### Testo fornito ###

Le voci della comunità ucraina a Santa Sofia

La comunità ucraina a Santa Sofia inizia nel 1963, quando Josyf Slipyj, capo della Chiesa greco-cattolica ucraina, poco dopo il suo ritorno dalla prigionia nel gulag siberiano dove fu trattenuto per 18 anni dal regime sovietico iniziò a raccogliere fondi per costruire una chiesa a Roma per la comunità greco-cattolica ucraina. Hagia Sophia, la chiesa nazionale degli ucraini a Roma, è stata progettata dall’architetto Lucio di Stefano secondo i piani originali per la costruzione della Basilica di Santa Sofia a Kyiv. L’Esarcato è stato istituito da Papa Francesco nel 2019. Dal 2020 il pontefice è monsignore Paulo Dionisio Lachovicz. La Cattedrale dell’Esarcato è la chiesa di San Sergio e Bacco, situata in Piazza Monti.

La rete di solidarietà per l’Ucraina

Nella Basilica di Santa Sofia, a Boccea, è un via vai di auto che portano beni di prima necessità da inviare in Ucraina. Un ampio parcheggio è suddiviso in più aree per gestire il passaggio dei veicoli. Il piazzale antistante la chiesa è stato trasformato in un centro di confezionamento a cielo aperto. Anche alcune aree della struttura vengono utilizzate per lo stoccaggio dei materiali. C’è chi raccoglie i beni consegnati, suddivisi per categoria, chi riempie e chiude pacchi che vengono caricati su camion e furgoni. Ogni giorno dall’inizio della guerra il sagrato è affollato di persone e veicoli, nelle ore di punta è facile vedere un incolonnamento di auto che pazientemente aspettano il proprio turno per contribuire a questa catena di solidarietà. Montagne di scatole e buste invadono ogni angolo. Decine di volontari, in prevalenza ucraini e italiani, ma anche cittadini internazionali, sono andati lì per aiutare. “Abbiamo caricato già 12 camion che e stiamo aspettando di trovarne altri e anche ulteriori autisti” racconta don Marco Semehen, decano della chiesa e referente per le organizzazioni umanitarie.
La Basilica è stata trasformata in un centro di raccolta dei beni di prima necessità, ma anche in un luogo per incontrare concittadini e scambiare messaggi dal territorio in guerra. Qui il popolo ucraino ha trovato il suo luogo per vivere collettivamente il dolore, alcuni piangono, altri si abbracciano a volte scappa anche una risata, ma soprattutto si lavora tutti insieme con cooperazione ed energia.

Le voci ucraine

Mio padre non può lasciare l’Ucraina”, racconta Daryna una ragazza di 31 anni, “ha 57 anni e quindi è ancora in età per essere arruolato. Sono molto preoccupata per lui e temo per la sua vita perché vive a Kyiv, vorrei che venisse via lì ma lui è un uomo ligio al suo dovere e non lascerebbe mai la sua casa”.

### Dati forniti ###

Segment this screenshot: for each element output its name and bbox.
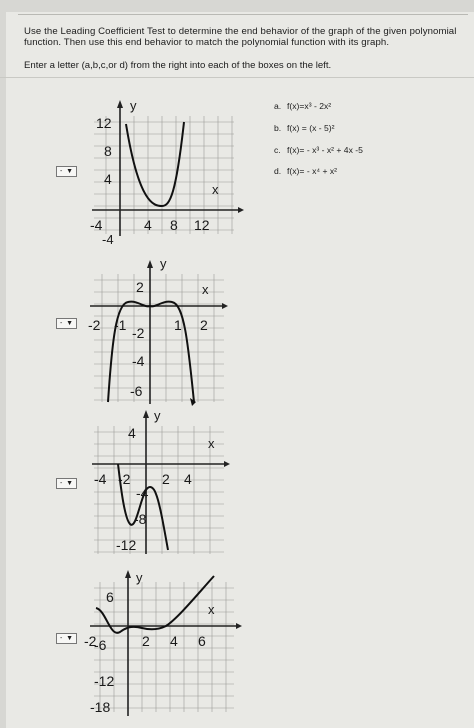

###

__Consegna__: Trascrivi senza modifiche, dal testo sulla comunità ucraina a Santa Sofia, tutto il brano che va da "La comunità ucraina a Santa Sofia inizia" fino a "in Piazza Monti.".

__Soluzione esercizio__:
La comunità ucraina a Santa Sofia inizia nel 1963, quando Josyf Slipyj, capo della Chiesa greco-cattolica ucraina, poco dopo il suo ritorno dalla prigionia nel gulag siberiano dove fu trattenuto per 18 anni dal regime sovietico iniziò a raccogliere fondi per costruire una chiesa a Roma per la comunità greco-cattolica ucraina. Hagia Sophia, la chiesa nazionale degli ucraini a Roma, è stata progettata dall’architetto Lucio di Stefano secondo i piani originali per la costruzione della Basilica di Santa Sofia a Kyiv. L’Esarcato è stato istituito da Papa Francesco nel 2019. Dal 2020 il pontefice è monsignore Paulo Dionisio Lachovicz. La Cattedrale dell’Esarcato è la chiesa di San Sergio e Bacco, situata in Piazza Monti.